** Start of SELECTED EXTRACT **

When we describe Nexwatt's core technical challenge to energy engineers who haven't worked in community solar, the reaction is often: "that sounds like a standard distributed data aggregation problem." It's not — and the reason it's not comes down to a specific mismatch between how community solar programs collect subscriber meter data and what ISO capacity markets require for real-time dispatch telemetry. This post is an honest description of that mismatch and why it's harder to solve than it looks.
How Community Solar Meter Data Actually Arrives
Community solar programs subscribe residential and small commercial customers to solar generation. The subscriber's electric bill is reduced based on their share of the program's output, calculated from production data that flows through the electric distribution company's metering infrastructure. In most states with community solar programs, the EDC reads the subscriber's AMI meter on the same schedule as billing — typically every 15 or 30 minutes for interval data, with a transmission delay that means the most recent data available to the program operator may be 24-48 hours old.
The 24-48 hour delay exists because residential AMI data collection is optimized for billing accuracy, not operational visibility. AMI meters store interval data locally and transmit it to the utility's MDMS in batches — some systems transmit hourly, some nightly. The MDMS then processes and validates the data before making it available to program operators through EDI feeds or Green Button Connect exports. By the time a community solar program operator sees a subscriber's meter reading in their system, the interval may have occurred two days earlier.
For subscriber billing, this latency is acceptable — the generation credit is calculated after the fact, and the EDC settlement process operates on a monthly basis. For ISO capacity market telemetry, it's a problem. ISOs require capacity resources to report real-time or near-real-time output during dispatch events, with typical requirements in the range of 2-10 minute update intervals. A data source with a 24-48 hour delay cannot meet this requirement, regardless of how sophisticated the aggregation software is.
The Dual Data Path Problem
The practical response to this latency gap is to operate two parallel data paths: the authoritative AMI/MDMS path for settlement and billing purposes, and a supplemental near-real-time path for ISO telemetry reporting during dispatch events. The near-real-time path is typically built on inverter monitoring APIs — SolarEdge, Enphase, SMA, and similar platforms that provide generation data at 5-15 minute latency through cloud APIs.
This approach works, but it creates a data reconciliation requirement. The inverter monitoring data and the AMI data will not agree exactly, for several reasons: inverter clocks drift, meter read timestamps are rounded differently than inverter timestamps, and inverter-reported generation includes losses that occur between the inverter and the meter. An aggregation platform that uses inverter data for real-time telemetry and AMI data for settlement needs to maintain a running reconciliation of the two sources and flag systematic discrepancies for investigation.

** End of SELECTED EXTRACT **

→ **SHORT EXERCISE 1**
Answer these from the post on community solar telemetry:
(a) At what interval does the EDC typically read a subscriber's AMI meter for interval data?
(b) What update intervals do ISOs typically require from capacity resources during dispatch events?
(c) At what latency do inverter monitoring platforms provide generation data through cloud APIs?
→ **SHORT EXERCISE 2**
Change a span of the post on community solar telemetry, beginning at the words "For subscriber billing, this" and stopping after "aggregation software is.", replacing "capacity resources" with "generation resources" and reproducing everything else unchanged.
The lines that follow are not required for anything here.

** Start of RECORD EXTRACTS **

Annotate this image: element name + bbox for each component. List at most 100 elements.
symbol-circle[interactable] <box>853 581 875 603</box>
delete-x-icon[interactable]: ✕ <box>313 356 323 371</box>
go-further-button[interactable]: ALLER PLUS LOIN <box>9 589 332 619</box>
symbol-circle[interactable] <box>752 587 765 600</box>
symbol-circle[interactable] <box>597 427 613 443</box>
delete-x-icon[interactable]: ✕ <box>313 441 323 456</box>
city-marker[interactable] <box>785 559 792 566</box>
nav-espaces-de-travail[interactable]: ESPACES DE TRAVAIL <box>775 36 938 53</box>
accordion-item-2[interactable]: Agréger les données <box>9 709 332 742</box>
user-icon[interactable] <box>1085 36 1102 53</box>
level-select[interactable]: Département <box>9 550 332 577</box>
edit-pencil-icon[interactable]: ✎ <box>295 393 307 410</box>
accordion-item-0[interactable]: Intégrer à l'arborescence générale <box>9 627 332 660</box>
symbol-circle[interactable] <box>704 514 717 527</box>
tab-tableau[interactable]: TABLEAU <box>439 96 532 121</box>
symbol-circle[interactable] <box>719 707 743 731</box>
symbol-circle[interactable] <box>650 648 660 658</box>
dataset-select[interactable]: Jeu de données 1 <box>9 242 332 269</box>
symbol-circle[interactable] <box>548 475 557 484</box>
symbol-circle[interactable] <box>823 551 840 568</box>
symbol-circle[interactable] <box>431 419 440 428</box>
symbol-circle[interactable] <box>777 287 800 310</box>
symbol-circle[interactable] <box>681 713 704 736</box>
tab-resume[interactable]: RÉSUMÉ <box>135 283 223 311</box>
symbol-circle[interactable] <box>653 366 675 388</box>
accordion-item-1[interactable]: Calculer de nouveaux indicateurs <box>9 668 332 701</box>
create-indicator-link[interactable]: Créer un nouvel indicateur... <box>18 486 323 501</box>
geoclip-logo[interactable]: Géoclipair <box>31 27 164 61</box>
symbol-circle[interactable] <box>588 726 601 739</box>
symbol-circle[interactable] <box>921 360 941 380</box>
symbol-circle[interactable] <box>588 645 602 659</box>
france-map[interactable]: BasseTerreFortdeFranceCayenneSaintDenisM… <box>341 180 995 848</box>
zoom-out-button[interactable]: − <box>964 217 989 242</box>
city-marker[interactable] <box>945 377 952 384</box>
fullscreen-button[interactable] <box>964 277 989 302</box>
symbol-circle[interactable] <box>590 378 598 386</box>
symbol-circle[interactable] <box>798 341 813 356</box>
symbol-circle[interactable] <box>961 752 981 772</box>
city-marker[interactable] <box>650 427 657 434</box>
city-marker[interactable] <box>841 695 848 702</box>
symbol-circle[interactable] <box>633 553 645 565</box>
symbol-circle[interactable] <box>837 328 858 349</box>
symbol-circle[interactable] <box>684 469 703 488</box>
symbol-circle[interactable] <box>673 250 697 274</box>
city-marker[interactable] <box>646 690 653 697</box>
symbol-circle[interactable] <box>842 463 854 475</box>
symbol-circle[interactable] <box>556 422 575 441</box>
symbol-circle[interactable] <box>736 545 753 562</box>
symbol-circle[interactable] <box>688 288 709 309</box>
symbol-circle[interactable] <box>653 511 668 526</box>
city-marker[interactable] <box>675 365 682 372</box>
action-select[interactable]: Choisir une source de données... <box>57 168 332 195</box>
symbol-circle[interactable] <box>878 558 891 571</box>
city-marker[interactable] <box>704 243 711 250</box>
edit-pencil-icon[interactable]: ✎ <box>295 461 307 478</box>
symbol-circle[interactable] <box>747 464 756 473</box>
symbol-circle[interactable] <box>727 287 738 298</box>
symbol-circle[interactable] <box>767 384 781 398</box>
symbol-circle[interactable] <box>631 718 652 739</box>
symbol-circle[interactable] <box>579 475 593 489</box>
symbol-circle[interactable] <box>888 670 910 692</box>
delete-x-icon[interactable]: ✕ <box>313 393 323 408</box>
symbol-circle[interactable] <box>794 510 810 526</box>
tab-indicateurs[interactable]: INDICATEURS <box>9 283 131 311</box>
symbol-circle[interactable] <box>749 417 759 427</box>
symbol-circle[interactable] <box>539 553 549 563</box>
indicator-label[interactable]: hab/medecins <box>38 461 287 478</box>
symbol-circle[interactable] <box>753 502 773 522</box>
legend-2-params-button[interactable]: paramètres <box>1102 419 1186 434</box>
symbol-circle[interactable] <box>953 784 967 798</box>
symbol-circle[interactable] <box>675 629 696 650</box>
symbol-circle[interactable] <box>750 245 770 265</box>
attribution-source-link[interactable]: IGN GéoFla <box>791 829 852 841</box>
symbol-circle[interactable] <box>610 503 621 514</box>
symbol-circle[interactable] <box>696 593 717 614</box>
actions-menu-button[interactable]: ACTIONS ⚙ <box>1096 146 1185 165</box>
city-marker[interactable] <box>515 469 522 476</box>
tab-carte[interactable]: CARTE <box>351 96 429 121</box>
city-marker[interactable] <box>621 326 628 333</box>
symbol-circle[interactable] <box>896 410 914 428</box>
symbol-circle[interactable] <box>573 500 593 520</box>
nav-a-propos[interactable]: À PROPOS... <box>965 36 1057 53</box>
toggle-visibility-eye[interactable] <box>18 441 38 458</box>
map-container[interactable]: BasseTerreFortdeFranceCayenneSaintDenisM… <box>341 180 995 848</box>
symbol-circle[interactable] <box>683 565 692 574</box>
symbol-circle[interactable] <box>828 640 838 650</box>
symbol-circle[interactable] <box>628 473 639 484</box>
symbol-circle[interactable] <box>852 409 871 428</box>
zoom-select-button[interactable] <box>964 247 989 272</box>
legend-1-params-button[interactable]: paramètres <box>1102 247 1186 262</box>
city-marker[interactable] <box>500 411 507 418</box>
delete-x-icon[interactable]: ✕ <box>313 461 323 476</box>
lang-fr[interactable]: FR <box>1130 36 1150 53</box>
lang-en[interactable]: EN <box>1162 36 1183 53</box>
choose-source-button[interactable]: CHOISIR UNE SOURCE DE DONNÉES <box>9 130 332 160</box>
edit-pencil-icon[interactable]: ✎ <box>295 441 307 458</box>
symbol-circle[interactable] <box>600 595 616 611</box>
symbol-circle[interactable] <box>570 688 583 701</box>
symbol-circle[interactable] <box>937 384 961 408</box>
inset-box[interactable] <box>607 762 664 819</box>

** End of RECORD EXTRACTS **

→ **WRITTEN REPLY 1**
(a) Every 15 or 30 minutes.
(b) In the range of 2-10 minutes.
(c) 5-15 minutes.

→ **WRITTEN REPLY 2**
For subscriber billing, this latency is acceptable — the generation credit is calculated after the fact, and the EDC settlement process operates on a monthly basis. For ISO capacity market telemetry, it's a problem. ISOs require generation resources to report real-time or near-real-time output during dispatch events, with typical requirements in the range of 2-10 minute update intervals. A data source with a 24-48 hour delay cannot meet this requirement, regardless of how sophisticated the aggregation software is.